## Direction:
Restate the records below word for word.

(Data excerpts)
-- begin --
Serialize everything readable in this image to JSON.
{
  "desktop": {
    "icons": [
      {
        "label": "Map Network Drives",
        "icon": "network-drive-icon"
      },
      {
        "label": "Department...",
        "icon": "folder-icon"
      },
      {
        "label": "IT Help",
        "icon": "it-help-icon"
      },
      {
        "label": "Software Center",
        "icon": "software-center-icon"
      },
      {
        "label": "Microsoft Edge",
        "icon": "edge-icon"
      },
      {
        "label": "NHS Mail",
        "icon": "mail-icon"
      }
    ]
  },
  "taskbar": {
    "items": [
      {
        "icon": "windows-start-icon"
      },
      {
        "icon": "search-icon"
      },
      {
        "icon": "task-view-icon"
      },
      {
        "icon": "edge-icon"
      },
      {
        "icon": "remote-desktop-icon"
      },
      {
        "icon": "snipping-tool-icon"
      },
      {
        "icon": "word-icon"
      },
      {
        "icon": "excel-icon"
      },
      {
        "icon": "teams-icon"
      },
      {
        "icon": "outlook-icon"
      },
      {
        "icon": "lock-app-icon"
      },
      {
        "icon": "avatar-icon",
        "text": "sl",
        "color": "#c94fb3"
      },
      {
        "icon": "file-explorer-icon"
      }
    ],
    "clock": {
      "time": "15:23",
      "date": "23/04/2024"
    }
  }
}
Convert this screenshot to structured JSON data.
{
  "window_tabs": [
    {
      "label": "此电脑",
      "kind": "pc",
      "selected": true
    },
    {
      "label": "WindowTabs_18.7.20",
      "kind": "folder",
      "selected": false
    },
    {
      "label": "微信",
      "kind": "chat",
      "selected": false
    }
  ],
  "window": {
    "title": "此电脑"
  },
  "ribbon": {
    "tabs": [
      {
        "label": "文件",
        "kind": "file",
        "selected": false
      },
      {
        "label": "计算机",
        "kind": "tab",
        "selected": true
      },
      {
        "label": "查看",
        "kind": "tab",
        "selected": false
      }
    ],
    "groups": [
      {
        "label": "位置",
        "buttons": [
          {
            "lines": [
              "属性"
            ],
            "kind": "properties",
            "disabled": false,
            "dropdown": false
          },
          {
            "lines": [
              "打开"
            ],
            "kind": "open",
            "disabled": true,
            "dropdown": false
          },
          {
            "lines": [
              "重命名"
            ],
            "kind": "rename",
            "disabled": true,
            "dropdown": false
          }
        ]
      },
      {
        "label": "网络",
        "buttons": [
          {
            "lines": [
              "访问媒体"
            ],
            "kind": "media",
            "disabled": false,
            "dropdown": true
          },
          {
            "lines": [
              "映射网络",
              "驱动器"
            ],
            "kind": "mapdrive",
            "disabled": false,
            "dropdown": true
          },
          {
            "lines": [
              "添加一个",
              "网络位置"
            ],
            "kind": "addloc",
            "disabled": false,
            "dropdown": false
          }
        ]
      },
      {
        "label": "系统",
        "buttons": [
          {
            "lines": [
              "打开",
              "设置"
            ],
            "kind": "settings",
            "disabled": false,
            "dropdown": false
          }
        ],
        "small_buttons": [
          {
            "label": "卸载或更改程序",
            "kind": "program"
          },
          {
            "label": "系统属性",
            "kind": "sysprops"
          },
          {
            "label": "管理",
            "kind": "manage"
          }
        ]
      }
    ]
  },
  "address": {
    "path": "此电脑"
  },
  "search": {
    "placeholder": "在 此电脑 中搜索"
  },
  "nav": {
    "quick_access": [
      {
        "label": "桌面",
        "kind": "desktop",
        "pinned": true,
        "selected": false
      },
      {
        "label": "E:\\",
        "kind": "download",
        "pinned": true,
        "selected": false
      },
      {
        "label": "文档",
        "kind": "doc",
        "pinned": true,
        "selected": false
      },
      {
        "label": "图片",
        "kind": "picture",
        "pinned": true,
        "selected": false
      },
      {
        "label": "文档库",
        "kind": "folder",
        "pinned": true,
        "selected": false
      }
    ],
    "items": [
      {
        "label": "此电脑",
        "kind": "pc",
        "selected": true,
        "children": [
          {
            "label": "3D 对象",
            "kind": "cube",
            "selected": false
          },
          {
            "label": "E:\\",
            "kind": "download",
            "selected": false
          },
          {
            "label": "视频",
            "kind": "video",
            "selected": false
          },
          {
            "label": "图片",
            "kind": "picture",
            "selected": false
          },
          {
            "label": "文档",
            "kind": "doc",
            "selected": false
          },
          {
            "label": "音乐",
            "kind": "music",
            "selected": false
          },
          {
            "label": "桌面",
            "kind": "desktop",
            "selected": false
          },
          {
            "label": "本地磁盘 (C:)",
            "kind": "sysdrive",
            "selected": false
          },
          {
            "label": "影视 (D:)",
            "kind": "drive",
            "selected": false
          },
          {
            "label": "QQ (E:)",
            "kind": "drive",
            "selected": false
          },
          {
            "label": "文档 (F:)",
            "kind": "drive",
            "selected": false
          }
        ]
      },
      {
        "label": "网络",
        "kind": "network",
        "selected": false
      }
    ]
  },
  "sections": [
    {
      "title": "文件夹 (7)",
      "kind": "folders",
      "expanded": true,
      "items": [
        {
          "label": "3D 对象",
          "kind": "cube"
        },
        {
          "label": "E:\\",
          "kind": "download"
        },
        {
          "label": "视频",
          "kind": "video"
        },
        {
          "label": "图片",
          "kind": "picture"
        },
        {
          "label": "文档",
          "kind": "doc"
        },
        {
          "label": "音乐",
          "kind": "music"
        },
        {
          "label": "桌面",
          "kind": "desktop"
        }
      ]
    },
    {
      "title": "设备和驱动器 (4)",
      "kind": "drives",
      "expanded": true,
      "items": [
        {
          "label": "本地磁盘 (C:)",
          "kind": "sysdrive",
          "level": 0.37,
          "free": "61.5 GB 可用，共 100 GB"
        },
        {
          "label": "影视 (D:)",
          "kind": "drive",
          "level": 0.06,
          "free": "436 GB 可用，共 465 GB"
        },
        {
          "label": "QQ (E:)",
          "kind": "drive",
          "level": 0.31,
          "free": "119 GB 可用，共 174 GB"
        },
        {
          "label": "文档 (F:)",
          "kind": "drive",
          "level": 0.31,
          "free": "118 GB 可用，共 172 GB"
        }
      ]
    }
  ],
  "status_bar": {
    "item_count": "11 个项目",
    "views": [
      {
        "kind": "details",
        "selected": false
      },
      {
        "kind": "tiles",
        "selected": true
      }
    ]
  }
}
-- end --
## Completed task:
Serialize everything readable in this image to JSON.
{
  "desktop": {
    "icons": [
      {
        "label": "Map Network Drives",
        "icon": "network-drive-icon"
      },
      {
        "label": "Department...",
        "icon": "folder-icon"
      },
      {
        "label": "IT Help",
        "icon": "it-help-icon"
      },
      {
        "label": "Software Center",
        "icon": "software-center-icon"
      },
      {
        "label": "Microsoft Edge",
        "icon": "edge-icon"
      },
      {
        "label": "NHS Mail",
        "icon": "mail-icon"
      }
    ]
  },
  "taskbar": {
    "items": [
      {
        "icon": "windows-start-icon"
      },
      {
        "icon": "search-icon"
      },
      {
        "icon": "task-view-icon"
      },
      {
        "icon": "edge-icon"
      },
      {
        "icon": "remote-desktop-icon"
      },
      {
        "icon": "snipping-tool-icon"
      },
      {
        "icon": "word-icon"
      },
      {
        "icon": "excel-icon"
      },
      {
        "icon": "teams-icon"
      },
      {
        "icon": "outlook-icon"
      },
      {
        "icon": "lock-app-icon"
      },
      {
        "icon": "avatar-icon",
        "text": "sl",
        "color": "#c94fb3"
      },
      {
        "icon": "file-explorer-icon"
      }
    ],
    "clock": {
      "time": "15:23",
      "date": "23/04/2024"
    }
  }
}
Convert this screenshot to structured JSON data.
{
  "window_tabs": [
    {
      "label": "此电脑",
      "kind": "pc",
      "selected": true
    },
    {
      "label": "WindowTabs_18.7.20",
      "kind": "folder",
      "selected": false
    },
    {
      "label": "微信",
      "kind": "chat",
      "selected": false
    }
  ],
  "window": {
    "title": "此电脑"
  },
  "ribbon": {
    "tabs": [
      {
        "label": "文件",
        "kind": "file",
        "selected": false
      },
      {
        "label": "计算机",
        "kind": "tab",
        "selected": true
      },
      {
        "label": "查看",
        "kind": "tab",
        "selected": false
      }
    ],
    "groups": [
      {
        "label": "位置",
        "buttons": [
          {
            "lines": [
              "属性"
            ],
            "kind": "properties",
            "disabled": false,
            "dropdown": false
          },
          {
            "lines": [
              "打开"
            ],
            "kind": "open",
            "disabled": true,
            "dropdown": false
          },
          {
            "lines": [
              "重命名"
            ],
            "kind": "rename",
            "disabled": true,
            "dropdown": false
          }
        ]
      },
      {
        "label": "网络",
        "buttons": [
          {
            "lines": [
              "访问媒体"
            ],
            "kind": "media",
            "disabled": false,
            "dropdown": true
          },
          {
            "lines": [
              "映射网络",
              "驱动器"
            ],
            "kind": "mapdrive",
            "disabled": false,
            "dropdown": true
          },
          {
            "lines": [
              "添加一个",
              "网络位置"
            ],
            "kind": "addloc",
            "disabled": false,
            "dropdown": false
          }
        ]
      },
      {
        "label": "系统",
        "buttons": [
          {
            "lines": [
              "打开",
              "设置"
            ],
            "kind": "settings",
            "disabled": false,
            "dropdown": false
          }
        ],
        "small_buttons": [
          {
            "label": "卸载或更改程序",
            "kind": "program"
          },
          {
            "label": "系统属性",
            "kind": "sysprops"
          },
          {
            "label": "管理",
            "kind": "manage"
          }
        ]
      }
    ]
  },
  "address": {
    "path": "此电脑"
  },
  "search": {
    "placeholder": "在 此电脑 中搜索"
  },
  "nav": {
    "quick_access": [
      {
        "label": "桌面",
        "kind": "desktop",
        "pinned": true,
        "selected": false
      },
      {
        "label": "E:\\",
        "kind": "download",
        "pinned": true,
        "selected": false
      },
      {
        "label": "文档",
        "kind": "doc",
        "pinned": true,
        "selected": false
      },
      {
        "label": "图片",
        "kind": "picture",
        "pinned": true,
        "selected": false
      },
      {
        "label": "文档库",
        "kind": "folder",
        "pinned": true,
        "selected": false
      }
    ],
    "items": [
      {
        "label": "此电脑",
        "kind": "pc",
        "selected": true,
        "children": [
          {
            "label": "3D 对象",
            "kind": "cube",
            "selected": false
          },
          {
            "label": "E:\\",
            "kind": "download",
            "selected": false
          },
          {
            "label": "视频",
            "kind": "video",
            "selected": false
          },
          {
            "label": "图片",
            "kind": "picture",
            "selected": false
          },
          {
            "label": "文档",
            "kind": "doc",
            "selected": false
          },
          {
            "label": "音乐",
            "kind": "music",
            "selected": false
          },
          {
            "label": "桌面",
            "kind": "desktop",
            "selected": false
          },
          {
            "label": "本地磁盘 (C:)",
            "kind": "sysdrive",
            "selected": false
          },
          {
            "label": "影视 (D:)",
            "kind": "drive",
            "selected": false
          },
          {
            "label": "QQ (E:)",
            "kind": "drive",
            "selected": false
          },
          {
            "label": "文档 (F:)",
            "kind": "drive",
            "selected": false
          }
        ]
      },
      {
        "label": "网络",
        "kind": "network",
        "selected": false
      }
    ]
  },
  "sections": [
    {
      "title": "文件夹 (7)",
      "kind": "folders",
      "expanded": true,
      "items": [
        {
          "label": "3D 对象",
          "kind": "cube"
        },
        {
          "label": "E:\\",
          "kind": "download"
        },
        {
          "label": "视频",
          "kind": "video"
        },
        {
          "label": "图片",
          "kind": "picture"
        },
        {
          "label": "文档",
          "kind": "doc"
        },
        {
          "label": "音乐",
          "kind": "music"
        },
        {
          "label": "桌面",
          "kind": "desktop"
        }
      ]
    },
    {
      "title": "设备和驱动器 (4)",
      "kind": "drives",
      "expanded": true,
      "items": [
        {
          "label": "本地磁盘 (C:)",
          "kind": "sysdrive",
          "level": 0.37,
          "free": "61.5 GB 可用，共 100 GB"
        },
        {
          "label": "影视 (D:)",
          "kind": "drive",
          "level": 0.06,
          "free": "436 GB 可用，共 465 GB"
        },
        {
          "label": "QQ (E:)",
          "kind": "drive",
          "level": 0.31,
          "free": "119 GB 可用，共 174 GB"
        },
        {
          "label": "文档 (F:)",
          "kind": "drive",
          "level": 0.31,
          "free": "118 GB 可用，共 172 GB"
        }
      ]
    }
  ],
  "status_bar": {
    "item_count": "11 个项目",
    "views": [
      {
        "kind": "details",
        "selected": false
      },
      {
        "kind": "tiles",
        "selected": true
      }
    ]
  }
}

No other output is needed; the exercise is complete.